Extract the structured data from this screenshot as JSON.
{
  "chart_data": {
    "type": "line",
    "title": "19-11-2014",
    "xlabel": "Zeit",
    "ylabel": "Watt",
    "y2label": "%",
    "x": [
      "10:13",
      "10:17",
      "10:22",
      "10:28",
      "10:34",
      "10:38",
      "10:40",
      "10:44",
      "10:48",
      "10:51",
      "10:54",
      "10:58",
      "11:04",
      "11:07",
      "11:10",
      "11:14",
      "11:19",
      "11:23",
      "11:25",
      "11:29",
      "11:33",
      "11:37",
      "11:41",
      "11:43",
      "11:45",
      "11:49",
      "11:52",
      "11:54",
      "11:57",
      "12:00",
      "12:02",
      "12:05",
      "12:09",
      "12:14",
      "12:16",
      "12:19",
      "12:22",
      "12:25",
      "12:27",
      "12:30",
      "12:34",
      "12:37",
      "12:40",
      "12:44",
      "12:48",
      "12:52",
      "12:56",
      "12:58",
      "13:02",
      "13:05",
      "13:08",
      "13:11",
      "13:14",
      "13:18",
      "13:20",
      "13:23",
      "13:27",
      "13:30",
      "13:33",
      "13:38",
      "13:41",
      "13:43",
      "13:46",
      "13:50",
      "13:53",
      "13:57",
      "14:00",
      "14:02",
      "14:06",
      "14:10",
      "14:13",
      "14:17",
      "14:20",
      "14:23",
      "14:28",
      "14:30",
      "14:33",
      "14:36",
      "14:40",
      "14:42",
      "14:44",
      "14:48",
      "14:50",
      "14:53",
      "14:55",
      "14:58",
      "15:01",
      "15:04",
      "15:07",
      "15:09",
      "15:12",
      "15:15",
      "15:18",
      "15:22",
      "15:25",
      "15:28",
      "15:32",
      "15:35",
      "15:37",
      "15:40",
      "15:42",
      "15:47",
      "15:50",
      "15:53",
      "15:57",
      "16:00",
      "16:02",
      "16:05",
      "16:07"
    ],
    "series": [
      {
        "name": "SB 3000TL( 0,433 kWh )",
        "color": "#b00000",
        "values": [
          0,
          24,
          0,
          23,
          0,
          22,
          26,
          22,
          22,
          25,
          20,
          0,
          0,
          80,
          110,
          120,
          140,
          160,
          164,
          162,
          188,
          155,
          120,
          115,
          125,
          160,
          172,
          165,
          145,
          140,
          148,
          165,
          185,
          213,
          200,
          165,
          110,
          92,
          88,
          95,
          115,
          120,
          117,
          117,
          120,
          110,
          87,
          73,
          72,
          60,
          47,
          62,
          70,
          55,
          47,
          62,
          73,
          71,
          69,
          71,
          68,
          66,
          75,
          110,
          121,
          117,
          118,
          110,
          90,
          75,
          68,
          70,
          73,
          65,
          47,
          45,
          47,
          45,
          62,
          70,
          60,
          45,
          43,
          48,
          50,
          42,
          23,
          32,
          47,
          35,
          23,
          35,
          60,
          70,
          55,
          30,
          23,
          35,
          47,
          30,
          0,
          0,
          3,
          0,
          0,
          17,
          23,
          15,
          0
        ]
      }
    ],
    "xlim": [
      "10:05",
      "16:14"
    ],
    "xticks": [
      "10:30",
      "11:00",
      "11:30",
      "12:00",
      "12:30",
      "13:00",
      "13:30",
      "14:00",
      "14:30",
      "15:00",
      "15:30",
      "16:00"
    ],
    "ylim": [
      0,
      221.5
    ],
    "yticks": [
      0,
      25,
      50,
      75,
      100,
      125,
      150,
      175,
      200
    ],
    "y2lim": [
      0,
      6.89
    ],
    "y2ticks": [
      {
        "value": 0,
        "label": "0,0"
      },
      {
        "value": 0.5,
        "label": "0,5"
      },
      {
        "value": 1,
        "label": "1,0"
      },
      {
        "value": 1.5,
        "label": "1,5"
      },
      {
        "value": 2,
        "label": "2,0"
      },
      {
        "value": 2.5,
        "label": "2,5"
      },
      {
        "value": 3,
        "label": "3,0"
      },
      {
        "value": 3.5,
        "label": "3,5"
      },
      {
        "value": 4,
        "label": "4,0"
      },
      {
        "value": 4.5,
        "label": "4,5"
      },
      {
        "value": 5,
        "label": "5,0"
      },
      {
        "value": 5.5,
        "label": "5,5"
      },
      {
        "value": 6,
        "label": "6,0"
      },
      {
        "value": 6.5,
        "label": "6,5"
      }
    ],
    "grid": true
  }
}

┄┄┄┄┄┄

§ **AIM OF THE TASK**
Repeat all of the records above exactly as written.

§ **WRITTEN ANSWER**
Extract the structured data from this screenshot as JSON.
{
  "chart_data": {
    "type": "line",
    "title": "19-11-2014",
    "xlabel": "Zeit",
    "ylabel": "Watt",
    "y2label": "%",
    "x": [
      "10:13",
      "10:17",
      "10:22",
      "10:28",
      "10:34",
      "10:38",
      "10:40",
      "10:44",
      "10:48",
      "10:51",
      "10:54",
      "10:58",
      "11:04",
      "11:07",
      "11:10",
      "11:14",
      "11:19",
      "11:23",
      "11:25",
      "11:29",
      "11:33",
      "11:37",
      "11:41",
      "11:43",
      "11:45",
      "11:49",
      "11:52",
      "11:54",
      "11:57",
      "12:00",
      "12:02",
      "12:05",
      "12:09",
      "12:14",
      "12:16",
      "12:19",
      "12:22",
      "12:25",
      "12:27",
      "12:30",
      "12:34",
      "12:37",
      "12:40",
      "12:44",
      "12:48",
      "12:52",
      "12:56",
      "12:58",
      "13:02",
      "13:05",
      "13:08",
      "13:11",
      "13:14",
      "13:18",
      "13:20",
      "13:23",
      "13:27",
      "13:30",
      "13:33",
      "13:38",
      "13:41",
      "13:43",
      "13:46",
      "13:50",
      "13:53",
      "13:57",
      "14:00",
      "14:02",
      "14:06",
      "14:10",
      "14:13",
      "14:17",
      "14:20",
      "14:23",
      "14:28",
      "14:30",
      "14:33",
      "14:36",
      "14:40",
      "14:42",
      "14:44",
      "14:48",
      "14:50",
      "14:53",
      "14:55",
      "14:58",
      "15:01",
      "15:04",
      "15:07",
      "15:09",
      "15:12",
      "15:15",
      "15:18",
      "15:22",
      "15:25",
      "15:28",
      "15:32",
      "15:35",
      "15:37",
      "15:40",
      "15:42",
      "15:47",
      "15:50",
      "15:53",
      "15:57",
      "16:00",
      "16:02",
      "16:05",
      "16:07"
    ],
    "series": [
      {
        "name": "SB 3000TL( 0,433 kWh )",
        "color": "#b00000",
        "values": [
          0,
          24,
          0,
          23,
          0,
          22,
          26,
          22,
          22,
          25,
          20,
          0,
          0,
          80,
          110,
          120,
          140,
          160,
          164,
          162,
          188,
          155,
          120,
          115,
          125,
          160,
          172,
          165,
          145,
          140,
          148,
          165,
          185,
          213,
          200,
          165,
          110,
          92,
          88,
          95,
          115,
          120,
          117,
          117,
          120,
          110,
          87,
          73,
          72,
          60,
          47,
          62,
          70,
          55,
          47,
          62,
          73,
          71,
          69,
          71,
          68,
          66,
          75,
          110,
          121,
          117,
          118,
          110,
          90,
          75,
          68,
          70,
          73,
          65,
          47,
          45,
          47,
          45,
          62,
          70,
          60,
          45,
          43,
          48,
          50,
          42,
          23,
          32,
          47,
          35,
          23,
          35,
          60,
          70,
          55,
          30,
          23,
          35,
          47,
          30,
          0,
          0,
          3,
          0,
          0,
          17,
          23,
          15,
          0
        ]
      }
    ],
    "xlim": [
      "10:05",
      "16:14"
    ],
    "xticks": [
      "10:30",
      "11:00",
      "11:30",
      "12:00",
      "12:30",
      "13:00",
      "13:30",
      "14:00",
      "14:30",
      "15:00",
      "15:30",
      "16:00"
    ],
    "ylim": [
      0,
      221.5
    ],
    "yticks": [
      0,
      25,
      50,
      75,
      100,
      125,
      150,
      175,
      200
    ],
    "y2lim": [
      0,
      6.89
    ],
    "y2ticks": [
      {
        "value": 0,
        "label": "0,0"
      },
      {
        "value": 0.5,
        "label": "0,5"
      },
      {
        "value": 1,
        "label": "1,0"
      },
      {
        "value": 1.5,
        "label": "1,5"
      },
      {
        "value": 2,
        "label": "2,0"
      },
      {
        "value": 2.5,
        "label": "2,5"
      },
      {
        "value": 3,
        "label": "3,0"
      },
      {
        "value": 3.5,
        "label": "3,5"
      },
      {
        "value": 4,
        "label": "4,0"
      },
      {
        "value": 4.5,
        "label": "4,5"
      },
      {
        "value": 5,
        "label": "5,0"
      },
      {
        "value": 5.5,
        "label": "5,5"
      },
      {
        "value": 6,
        "label": "6,0"
      },
      {
        "value": 6.5,
        "label": "6,5"
      }
    ],
    "grid": true
  }
}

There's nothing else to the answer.